▸ Problem requirements:
Report every line in the listing that contains the string "this".

## start Given records

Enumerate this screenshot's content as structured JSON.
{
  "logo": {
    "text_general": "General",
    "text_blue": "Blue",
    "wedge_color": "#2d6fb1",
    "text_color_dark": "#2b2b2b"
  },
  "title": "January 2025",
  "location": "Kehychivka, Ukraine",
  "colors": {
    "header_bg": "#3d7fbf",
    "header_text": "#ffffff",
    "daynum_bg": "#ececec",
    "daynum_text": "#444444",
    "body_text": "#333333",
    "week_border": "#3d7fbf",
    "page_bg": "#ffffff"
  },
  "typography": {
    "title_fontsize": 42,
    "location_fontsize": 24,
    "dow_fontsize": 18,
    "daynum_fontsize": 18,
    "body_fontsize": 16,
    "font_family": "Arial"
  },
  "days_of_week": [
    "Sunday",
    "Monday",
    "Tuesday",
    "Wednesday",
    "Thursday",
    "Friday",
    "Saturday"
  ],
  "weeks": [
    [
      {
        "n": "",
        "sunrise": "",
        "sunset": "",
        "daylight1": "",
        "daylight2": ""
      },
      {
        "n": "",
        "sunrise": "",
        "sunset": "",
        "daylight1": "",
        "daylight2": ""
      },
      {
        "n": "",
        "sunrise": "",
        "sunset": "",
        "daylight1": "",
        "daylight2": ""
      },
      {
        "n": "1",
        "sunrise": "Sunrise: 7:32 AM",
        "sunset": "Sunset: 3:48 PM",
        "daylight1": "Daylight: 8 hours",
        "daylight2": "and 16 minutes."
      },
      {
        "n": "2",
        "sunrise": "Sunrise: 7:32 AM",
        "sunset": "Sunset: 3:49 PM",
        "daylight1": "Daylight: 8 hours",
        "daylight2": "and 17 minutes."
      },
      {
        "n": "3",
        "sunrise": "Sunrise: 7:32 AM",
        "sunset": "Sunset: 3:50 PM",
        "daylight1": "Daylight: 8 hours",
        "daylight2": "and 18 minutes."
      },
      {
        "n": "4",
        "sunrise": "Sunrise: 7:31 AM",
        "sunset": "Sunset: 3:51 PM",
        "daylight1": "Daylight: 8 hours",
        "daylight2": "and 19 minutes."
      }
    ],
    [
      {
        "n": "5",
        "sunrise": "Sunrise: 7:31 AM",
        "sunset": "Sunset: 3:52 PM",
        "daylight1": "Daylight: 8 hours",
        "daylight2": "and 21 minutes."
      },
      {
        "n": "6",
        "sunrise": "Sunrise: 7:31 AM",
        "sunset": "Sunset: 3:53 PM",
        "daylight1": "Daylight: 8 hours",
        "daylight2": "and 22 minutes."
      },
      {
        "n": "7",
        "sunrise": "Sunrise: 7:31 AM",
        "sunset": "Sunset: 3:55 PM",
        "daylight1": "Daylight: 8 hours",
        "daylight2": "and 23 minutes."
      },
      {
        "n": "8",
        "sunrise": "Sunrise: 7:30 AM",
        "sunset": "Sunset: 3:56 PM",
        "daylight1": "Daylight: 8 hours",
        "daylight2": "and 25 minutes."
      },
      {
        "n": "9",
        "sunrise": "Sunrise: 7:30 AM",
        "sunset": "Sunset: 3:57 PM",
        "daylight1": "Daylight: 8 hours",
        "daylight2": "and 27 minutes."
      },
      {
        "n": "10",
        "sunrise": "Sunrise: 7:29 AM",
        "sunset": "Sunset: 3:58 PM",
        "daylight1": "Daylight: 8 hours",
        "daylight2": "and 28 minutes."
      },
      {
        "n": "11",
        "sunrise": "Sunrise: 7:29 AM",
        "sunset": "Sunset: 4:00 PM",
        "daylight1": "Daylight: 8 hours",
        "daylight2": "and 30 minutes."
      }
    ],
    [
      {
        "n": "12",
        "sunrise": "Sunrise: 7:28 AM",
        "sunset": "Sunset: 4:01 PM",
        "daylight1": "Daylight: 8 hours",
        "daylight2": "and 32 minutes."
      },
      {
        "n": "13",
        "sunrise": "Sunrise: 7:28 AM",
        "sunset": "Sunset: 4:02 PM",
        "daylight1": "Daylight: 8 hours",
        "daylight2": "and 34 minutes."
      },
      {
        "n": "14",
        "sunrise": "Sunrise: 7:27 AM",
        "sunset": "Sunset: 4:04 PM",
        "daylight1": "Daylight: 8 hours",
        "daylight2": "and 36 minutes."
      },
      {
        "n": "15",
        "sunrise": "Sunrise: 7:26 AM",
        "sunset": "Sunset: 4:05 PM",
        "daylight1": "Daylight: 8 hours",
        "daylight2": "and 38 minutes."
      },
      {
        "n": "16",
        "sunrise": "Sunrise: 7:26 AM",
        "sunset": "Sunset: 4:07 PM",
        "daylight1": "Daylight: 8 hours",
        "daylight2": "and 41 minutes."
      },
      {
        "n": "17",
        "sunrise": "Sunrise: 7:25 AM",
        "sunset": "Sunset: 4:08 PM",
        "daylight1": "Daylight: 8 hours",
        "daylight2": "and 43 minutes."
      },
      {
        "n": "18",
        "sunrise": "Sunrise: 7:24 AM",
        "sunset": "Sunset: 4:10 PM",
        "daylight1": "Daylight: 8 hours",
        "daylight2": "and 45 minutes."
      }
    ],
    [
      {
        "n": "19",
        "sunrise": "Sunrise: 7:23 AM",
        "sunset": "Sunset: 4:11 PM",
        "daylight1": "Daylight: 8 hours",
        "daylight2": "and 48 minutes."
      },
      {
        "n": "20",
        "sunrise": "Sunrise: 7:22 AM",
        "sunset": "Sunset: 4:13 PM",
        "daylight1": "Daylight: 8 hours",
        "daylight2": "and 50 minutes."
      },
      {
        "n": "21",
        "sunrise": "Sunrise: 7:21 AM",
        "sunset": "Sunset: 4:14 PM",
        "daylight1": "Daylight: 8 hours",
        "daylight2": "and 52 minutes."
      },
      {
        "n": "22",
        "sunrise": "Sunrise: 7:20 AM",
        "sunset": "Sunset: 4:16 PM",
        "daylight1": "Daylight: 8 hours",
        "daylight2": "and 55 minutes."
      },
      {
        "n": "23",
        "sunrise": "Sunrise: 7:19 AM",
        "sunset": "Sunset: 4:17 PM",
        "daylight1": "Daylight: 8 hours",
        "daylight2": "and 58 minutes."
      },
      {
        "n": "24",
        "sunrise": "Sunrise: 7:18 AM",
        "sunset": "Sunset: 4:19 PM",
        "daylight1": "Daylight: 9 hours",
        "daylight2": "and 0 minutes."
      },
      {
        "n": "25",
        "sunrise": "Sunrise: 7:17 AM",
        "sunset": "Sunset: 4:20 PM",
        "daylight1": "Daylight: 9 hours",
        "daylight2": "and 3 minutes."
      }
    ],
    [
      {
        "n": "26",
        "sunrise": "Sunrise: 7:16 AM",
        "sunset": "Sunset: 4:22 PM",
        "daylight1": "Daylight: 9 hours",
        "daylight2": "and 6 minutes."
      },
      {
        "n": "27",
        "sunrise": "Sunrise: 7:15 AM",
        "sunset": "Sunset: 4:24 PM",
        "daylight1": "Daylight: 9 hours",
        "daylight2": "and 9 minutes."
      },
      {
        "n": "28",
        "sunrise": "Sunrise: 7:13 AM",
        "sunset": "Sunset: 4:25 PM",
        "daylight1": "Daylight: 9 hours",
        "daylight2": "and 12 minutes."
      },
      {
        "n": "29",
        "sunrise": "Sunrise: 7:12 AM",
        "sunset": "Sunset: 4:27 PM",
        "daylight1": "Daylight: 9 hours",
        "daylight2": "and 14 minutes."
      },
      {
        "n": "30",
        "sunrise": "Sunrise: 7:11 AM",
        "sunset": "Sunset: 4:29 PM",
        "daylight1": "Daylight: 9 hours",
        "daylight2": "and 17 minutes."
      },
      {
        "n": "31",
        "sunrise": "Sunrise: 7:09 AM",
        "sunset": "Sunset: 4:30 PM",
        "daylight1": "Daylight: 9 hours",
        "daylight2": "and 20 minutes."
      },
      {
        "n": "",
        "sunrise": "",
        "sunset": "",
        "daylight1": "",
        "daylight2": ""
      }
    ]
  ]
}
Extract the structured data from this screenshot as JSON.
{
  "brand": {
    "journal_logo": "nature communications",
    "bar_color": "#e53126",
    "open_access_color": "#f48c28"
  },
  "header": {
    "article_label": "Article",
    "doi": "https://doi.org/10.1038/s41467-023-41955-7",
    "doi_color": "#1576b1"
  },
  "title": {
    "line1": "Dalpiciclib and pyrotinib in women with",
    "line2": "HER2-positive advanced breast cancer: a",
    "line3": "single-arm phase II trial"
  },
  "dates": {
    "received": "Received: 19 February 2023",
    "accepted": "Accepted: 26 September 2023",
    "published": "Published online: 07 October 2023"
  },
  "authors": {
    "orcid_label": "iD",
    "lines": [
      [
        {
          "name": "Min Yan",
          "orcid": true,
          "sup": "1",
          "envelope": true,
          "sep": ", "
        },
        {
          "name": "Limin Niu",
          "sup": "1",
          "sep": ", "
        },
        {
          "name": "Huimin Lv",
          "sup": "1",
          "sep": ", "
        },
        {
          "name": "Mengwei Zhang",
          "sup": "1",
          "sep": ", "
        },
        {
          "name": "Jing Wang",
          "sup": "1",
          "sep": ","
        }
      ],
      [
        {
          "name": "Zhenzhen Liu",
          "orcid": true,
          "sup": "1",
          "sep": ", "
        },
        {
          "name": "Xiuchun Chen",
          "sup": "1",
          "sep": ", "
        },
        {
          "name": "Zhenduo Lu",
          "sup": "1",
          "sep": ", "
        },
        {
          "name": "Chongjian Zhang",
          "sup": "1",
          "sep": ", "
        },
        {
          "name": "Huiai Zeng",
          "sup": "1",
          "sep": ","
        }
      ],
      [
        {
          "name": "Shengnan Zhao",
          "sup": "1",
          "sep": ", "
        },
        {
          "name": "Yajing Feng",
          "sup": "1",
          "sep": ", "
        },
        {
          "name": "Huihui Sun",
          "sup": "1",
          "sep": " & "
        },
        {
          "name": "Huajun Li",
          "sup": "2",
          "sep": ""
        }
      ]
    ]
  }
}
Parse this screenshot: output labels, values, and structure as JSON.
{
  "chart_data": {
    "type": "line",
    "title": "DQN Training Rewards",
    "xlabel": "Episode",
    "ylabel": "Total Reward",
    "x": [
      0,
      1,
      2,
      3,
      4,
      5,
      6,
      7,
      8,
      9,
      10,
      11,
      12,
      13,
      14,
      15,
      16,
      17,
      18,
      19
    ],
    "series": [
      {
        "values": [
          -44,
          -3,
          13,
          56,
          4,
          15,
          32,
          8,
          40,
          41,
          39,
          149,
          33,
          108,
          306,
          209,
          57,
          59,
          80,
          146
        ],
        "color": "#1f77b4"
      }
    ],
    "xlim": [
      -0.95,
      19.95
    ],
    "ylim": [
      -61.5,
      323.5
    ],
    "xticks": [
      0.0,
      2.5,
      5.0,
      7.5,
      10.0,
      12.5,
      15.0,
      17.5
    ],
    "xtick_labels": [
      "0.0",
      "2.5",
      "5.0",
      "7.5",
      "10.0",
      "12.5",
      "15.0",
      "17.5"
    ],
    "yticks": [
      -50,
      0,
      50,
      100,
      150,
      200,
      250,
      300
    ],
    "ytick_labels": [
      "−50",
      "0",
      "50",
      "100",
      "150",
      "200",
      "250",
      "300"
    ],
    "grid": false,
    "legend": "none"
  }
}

## end Given records

▸ Task result:
Enumerate this screenshot's content as structured JSON.
Extract the structured data from this screenshot as JSON.
Parse this screenshot: output labels, values, and structure as JSON.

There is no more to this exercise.